_Problem_
Filter the entries for the word "Aktien". Copy each line in which it occurs.
⟨
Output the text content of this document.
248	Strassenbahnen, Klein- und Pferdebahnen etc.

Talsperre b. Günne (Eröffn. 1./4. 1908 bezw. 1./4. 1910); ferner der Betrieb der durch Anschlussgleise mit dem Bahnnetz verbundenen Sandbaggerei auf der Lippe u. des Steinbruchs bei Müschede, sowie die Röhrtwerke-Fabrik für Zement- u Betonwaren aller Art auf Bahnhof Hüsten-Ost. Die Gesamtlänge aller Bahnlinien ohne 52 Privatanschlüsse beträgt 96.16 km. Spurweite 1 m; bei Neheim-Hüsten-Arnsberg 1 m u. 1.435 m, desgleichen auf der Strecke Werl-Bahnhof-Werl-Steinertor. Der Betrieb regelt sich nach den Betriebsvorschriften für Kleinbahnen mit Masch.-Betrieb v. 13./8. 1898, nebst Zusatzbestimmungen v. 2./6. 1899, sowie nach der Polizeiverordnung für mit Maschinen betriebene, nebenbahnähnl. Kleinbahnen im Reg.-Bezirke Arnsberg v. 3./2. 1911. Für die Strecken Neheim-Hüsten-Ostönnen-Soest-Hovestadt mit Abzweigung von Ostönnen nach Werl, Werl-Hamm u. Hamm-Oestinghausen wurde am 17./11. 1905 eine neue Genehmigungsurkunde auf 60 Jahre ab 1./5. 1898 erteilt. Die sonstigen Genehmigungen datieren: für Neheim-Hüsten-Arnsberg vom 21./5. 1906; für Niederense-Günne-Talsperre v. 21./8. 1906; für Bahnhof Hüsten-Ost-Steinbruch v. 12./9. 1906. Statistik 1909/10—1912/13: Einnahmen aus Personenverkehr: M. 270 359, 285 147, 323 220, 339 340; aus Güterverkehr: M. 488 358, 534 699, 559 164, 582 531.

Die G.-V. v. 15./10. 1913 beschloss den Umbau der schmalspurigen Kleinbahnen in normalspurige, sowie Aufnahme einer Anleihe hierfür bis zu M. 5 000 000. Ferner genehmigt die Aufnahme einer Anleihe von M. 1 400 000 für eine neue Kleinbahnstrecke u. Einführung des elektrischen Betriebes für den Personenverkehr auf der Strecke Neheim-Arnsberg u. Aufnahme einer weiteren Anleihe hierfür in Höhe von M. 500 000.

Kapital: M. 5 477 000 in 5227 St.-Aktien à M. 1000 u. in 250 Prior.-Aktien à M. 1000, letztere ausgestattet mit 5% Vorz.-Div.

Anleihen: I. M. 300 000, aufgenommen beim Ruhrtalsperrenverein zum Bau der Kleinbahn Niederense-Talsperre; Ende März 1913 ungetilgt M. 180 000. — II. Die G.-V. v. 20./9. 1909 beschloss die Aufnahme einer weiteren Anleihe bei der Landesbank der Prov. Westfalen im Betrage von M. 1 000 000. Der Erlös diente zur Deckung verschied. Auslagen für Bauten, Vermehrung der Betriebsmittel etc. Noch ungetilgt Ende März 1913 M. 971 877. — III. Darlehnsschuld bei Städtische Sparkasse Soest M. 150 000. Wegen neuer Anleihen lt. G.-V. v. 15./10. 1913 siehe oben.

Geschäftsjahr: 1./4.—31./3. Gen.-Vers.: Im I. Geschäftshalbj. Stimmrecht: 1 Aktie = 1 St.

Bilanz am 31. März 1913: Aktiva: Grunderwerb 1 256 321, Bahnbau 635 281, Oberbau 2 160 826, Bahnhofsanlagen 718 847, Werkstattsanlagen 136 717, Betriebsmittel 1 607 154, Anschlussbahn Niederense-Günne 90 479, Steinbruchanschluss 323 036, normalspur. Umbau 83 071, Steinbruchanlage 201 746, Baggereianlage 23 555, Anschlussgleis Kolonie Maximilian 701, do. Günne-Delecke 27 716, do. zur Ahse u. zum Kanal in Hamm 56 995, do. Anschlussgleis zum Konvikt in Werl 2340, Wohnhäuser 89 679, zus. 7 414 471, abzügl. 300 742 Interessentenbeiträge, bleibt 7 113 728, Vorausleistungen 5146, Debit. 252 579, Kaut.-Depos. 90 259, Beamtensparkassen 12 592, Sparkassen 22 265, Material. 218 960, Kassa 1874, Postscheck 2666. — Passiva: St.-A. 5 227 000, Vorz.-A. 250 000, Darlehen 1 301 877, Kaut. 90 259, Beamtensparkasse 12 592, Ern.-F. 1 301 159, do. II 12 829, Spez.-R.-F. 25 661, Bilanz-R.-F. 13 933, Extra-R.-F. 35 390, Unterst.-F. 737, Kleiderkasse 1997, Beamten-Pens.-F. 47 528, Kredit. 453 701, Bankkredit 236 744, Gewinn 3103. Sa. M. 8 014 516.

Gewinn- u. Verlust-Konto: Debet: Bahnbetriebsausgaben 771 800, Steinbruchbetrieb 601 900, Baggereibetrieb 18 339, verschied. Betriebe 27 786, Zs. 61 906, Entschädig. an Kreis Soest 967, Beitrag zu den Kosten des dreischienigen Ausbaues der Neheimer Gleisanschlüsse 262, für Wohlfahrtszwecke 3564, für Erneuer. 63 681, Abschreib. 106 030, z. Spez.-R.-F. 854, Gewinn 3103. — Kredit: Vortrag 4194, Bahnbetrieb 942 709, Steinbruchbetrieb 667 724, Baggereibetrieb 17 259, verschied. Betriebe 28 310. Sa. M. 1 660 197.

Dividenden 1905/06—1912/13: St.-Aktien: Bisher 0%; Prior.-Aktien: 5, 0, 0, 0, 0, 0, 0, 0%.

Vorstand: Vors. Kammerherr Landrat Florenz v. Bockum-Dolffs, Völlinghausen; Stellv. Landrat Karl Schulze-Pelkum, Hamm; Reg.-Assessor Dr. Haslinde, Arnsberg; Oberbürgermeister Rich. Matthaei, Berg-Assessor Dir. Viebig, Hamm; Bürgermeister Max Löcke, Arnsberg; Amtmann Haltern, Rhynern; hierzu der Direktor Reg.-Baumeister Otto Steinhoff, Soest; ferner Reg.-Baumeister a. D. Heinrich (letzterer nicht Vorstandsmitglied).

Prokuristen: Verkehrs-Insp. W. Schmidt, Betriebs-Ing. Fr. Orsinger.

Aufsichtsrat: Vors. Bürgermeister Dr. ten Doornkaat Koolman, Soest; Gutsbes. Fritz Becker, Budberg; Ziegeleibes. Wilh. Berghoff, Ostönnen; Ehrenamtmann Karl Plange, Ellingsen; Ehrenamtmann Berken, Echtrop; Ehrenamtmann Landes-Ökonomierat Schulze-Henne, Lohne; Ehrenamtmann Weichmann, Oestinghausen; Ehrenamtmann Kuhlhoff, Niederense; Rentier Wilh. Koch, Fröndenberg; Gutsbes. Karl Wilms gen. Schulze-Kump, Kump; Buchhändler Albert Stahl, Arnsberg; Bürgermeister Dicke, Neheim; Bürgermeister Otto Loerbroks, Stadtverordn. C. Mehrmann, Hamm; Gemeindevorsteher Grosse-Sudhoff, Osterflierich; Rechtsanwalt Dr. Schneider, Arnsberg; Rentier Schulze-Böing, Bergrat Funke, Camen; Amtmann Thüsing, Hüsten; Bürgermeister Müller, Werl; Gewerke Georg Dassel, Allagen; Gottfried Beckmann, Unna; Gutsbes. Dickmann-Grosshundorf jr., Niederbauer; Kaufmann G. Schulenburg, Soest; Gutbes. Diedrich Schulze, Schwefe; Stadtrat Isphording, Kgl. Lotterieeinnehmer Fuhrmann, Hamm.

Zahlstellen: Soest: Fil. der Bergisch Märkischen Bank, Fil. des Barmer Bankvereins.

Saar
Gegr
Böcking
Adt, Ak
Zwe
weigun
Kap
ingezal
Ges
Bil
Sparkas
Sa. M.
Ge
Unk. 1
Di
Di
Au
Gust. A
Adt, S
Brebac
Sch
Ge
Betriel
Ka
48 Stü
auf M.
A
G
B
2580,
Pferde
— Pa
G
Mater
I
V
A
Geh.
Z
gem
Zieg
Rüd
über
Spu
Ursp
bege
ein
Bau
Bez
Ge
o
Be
⟩
_Response below_
Kapital: M. 5 477 000 in 5227 St.-Aktien à M. 1000 u. in 250 Prior.-Aktien à M. 1000, letztere ausgestattet mit 5% Vorz.-Div.
Dividenden 1905/06—1912/13: St.-Aktien: Bisher 0%; Prior.-Aktien: 5, 0, 0, 0, 0, 0, 0, 0%.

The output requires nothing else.